To be done: Copy the full set of lines exactly as given.

# START OF Stored records

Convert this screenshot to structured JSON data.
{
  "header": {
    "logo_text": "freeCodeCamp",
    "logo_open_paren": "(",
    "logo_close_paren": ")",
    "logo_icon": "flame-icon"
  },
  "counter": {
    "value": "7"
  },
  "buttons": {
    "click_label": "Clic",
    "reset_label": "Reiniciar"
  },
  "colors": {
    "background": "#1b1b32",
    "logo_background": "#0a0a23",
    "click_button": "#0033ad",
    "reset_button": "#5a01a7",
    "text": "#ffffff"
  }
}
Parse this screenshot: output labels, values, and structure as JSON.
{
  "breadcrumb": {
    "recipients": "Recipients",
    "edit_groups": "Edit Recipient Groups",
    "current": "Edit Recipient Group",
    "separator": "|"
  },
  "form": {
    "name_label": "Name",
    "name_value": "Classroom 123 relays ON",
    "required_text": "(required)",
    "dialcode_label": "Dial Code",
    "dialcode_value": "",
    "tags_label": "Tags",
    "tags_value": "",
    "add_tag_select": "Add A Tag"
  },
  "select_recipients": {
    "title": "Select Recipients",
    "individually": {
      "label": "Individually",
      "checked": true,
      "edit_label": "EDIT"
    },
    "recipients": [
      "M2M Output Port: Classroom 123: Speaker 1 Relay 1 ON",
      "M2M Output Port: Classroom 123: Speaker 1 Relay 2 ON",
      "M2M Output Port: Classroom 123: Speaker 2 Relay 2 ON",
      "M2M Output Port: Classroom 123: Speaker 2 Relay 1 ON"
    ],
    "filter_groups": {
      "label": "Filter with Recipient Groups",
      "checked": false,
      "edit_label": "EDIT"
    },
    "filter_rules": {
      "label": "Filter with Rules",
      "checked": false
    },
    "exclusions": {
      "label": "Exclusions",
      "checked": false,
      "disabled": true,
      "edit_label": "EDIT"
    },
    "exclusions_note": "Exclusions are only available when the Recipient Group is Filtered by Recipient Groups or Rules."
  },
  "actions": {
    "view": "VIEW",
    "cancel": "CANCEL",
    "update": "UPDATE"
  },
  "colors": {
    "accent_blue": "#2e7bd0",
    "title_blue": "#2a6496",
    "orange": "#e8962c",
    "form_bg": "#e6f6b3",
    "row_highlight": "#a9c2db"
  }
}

# END OF Stored records

Solution below:
Convert this screenshot to structured JSON data.
{
  "header": {
    "logo_text": "freeCodeCamp",
    "logo_open_paren": "(",
    "logo_close_paren": ")",
    "logo_icon": "flame-icon"
  },
  "counter": {
    "value": "7"
  },
  "buttons": {
    "click_label": "Clic",
    "reset_label": "Reiniciar"
  },
  "colors": {
    "background": "#1b1b32",
    "logo_background": "#0a0a23",
    "click_button": "#0033ad",
    "reset_button": "#5a01a7",
    "text": "#ffffff"
  }
}
Parse this screenshot: output labels, values, and structure as JSON.
{
  "breadcrumb": {
    "recipients": "Recipients",
    "edit_groups": "Edit Recipient Groups",
    "current": "Edit Recipient Group",
    "separator": "|"
  },
  "form": {
    "name_label": "Name",
    "name_value": "Classroom 123 relays ON",
    "required_text": "(required)",
    "dialcode_label": "Dial Code",
    "dialcode_value": "",
    "tags_label": "Tags",
    "tags_value": "",
    "add_tag_select": "Add A Tag"
  },
  "select_recipients": {
    "title": "Select Recipients",
    "individually": {
      "label": "Individually",
      "checked": true,
      "edit_label": "EDIT"
    },
    "recipients": [
      "M2M Output Port: Classroom 123: Speaker 1 Relay 1 ON",
      "M2M Output Port: Classroom 123: Speaker 1 Relay 2 ON",
      "M2M Output Port: Classroom 123: Speaker 2 Relay 2 ON",
      "M2M Output Port: Classroom 123: Speaker 2 Relay 1 ON"
    ],
    "filter_groups": {
      "label": "Filter with Recipient Groups",
      "checked": false,
      "edit_label": "EDIT"
    },
    "filter_rules": {
      "label": "Filter with Rules",
      "checked": false
    },
    "exclusions": {
      "label": "Exclusions",
      "checked": false,
      "disabled": true,
      "edit_label": "EDIT"
    },
    "exclusions_note": "Exclusions are only available when the Recipient Group is Filtered by Recipient Groups or Rules."
  },
  "actions": {
    "view": "VIEW",
    "cancel": "CANCEL",
    "update": "UPDATE"
  },
  "colors": {
    "accent_blue": "#2e7bd0",
    "title_blue": "#2a6496",
    "orange": "#e8962c",
    "form_bg": "#e6f6b3",
    "row_highlight": "#a9c2db"
  }
}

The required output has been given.